- **DO THIS**:
Without the pictures, copy all the entries below exactly.

- **ENTRIES**:

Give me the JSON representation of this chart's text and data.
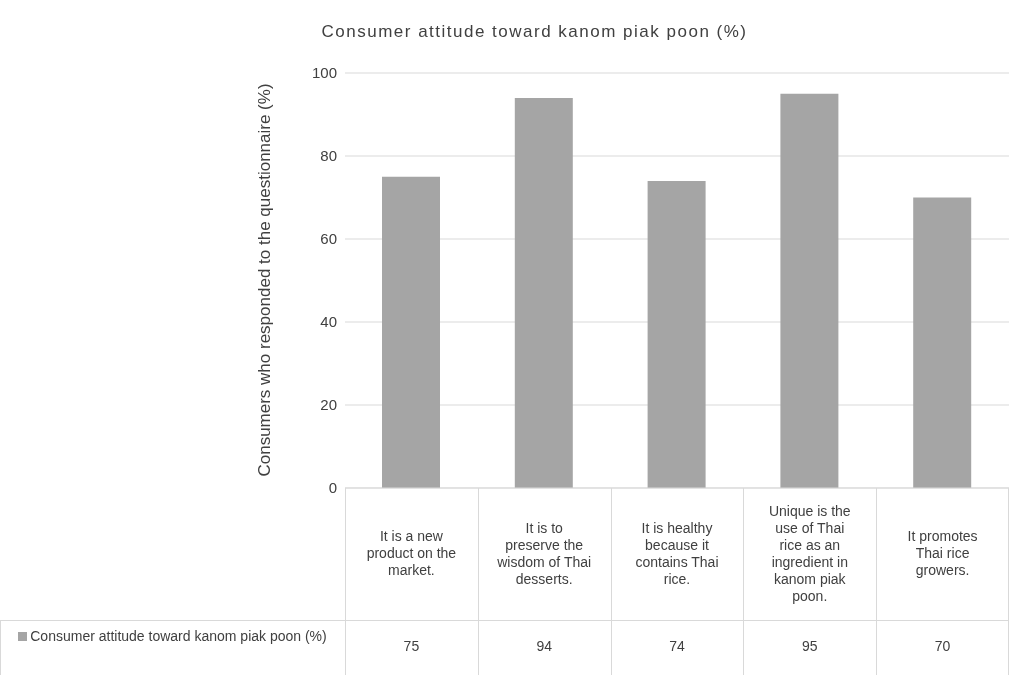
{
  "chart_data": {
    "type": "bar",
    "title": "Consumer attitude toward kanom piak poon (%)",
    "ylabel": "Consumers who responded to the questionnaire (%)",
    "categories": [
      "It is a new product on the market.",
      "It is to preserve the wisdom of Thai desserts.",
      "It is healthy because it contains Thai rice.",
      "Unique is the use of Thai rice as an ingredient in kanom piak poon.",
      "It promotes Thai rice growers."
    ],
    "series": [
      {
        "name": "Consumer attitude toward kanom piak poon (%)",
        "color": "#a5a5a5",
        "values": [
          75,
          94,
          74,
          95,
          70
        ]
      }
    ],
    "ylim": [
      0,
      100
    ],
    "yticks": [
      0,
      20,
      40,
      60,
      80,
      100
    ],
    "grid": "y",
    "legend": "bottom",
    "data_labels": true
  }
}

- **WRITTEN RESPONSE**:
Give me the JSON representation of this chart's text and data.
{
  "chart_data": {
    "type": "bar",
    "title": "Consumer attitude toward kanom piak poon (%)",
    "ylabel": "Consumers who responded to the questionnaire (%)",
    "categories": [
      "It is a new product on the market.",
      "It is to preserve the wisdom of Thai desserts.",
      "It is healthy because it contains Thai rice.",
      "Unique is the use of Thai rice as an ingredient in kanom piak poon.",
      "It promotes Thai rice growers."
    ],
    "series": [
      {
        "name": "Consumer attitude toward kanom piak poon (%)",
        "color": "#a5a5a5",
        "values": [
          75,
          94,
          74,
          95,
          70
        ]
      }
    ],
    "ylim": [
      0,
      100
    ],
    "yticks": [
      0,
      20,
      40,
      60,
      80,
      100
    ],
    "grid": "y",
    "legend": "bottom",
    "data_labels": true
  }
}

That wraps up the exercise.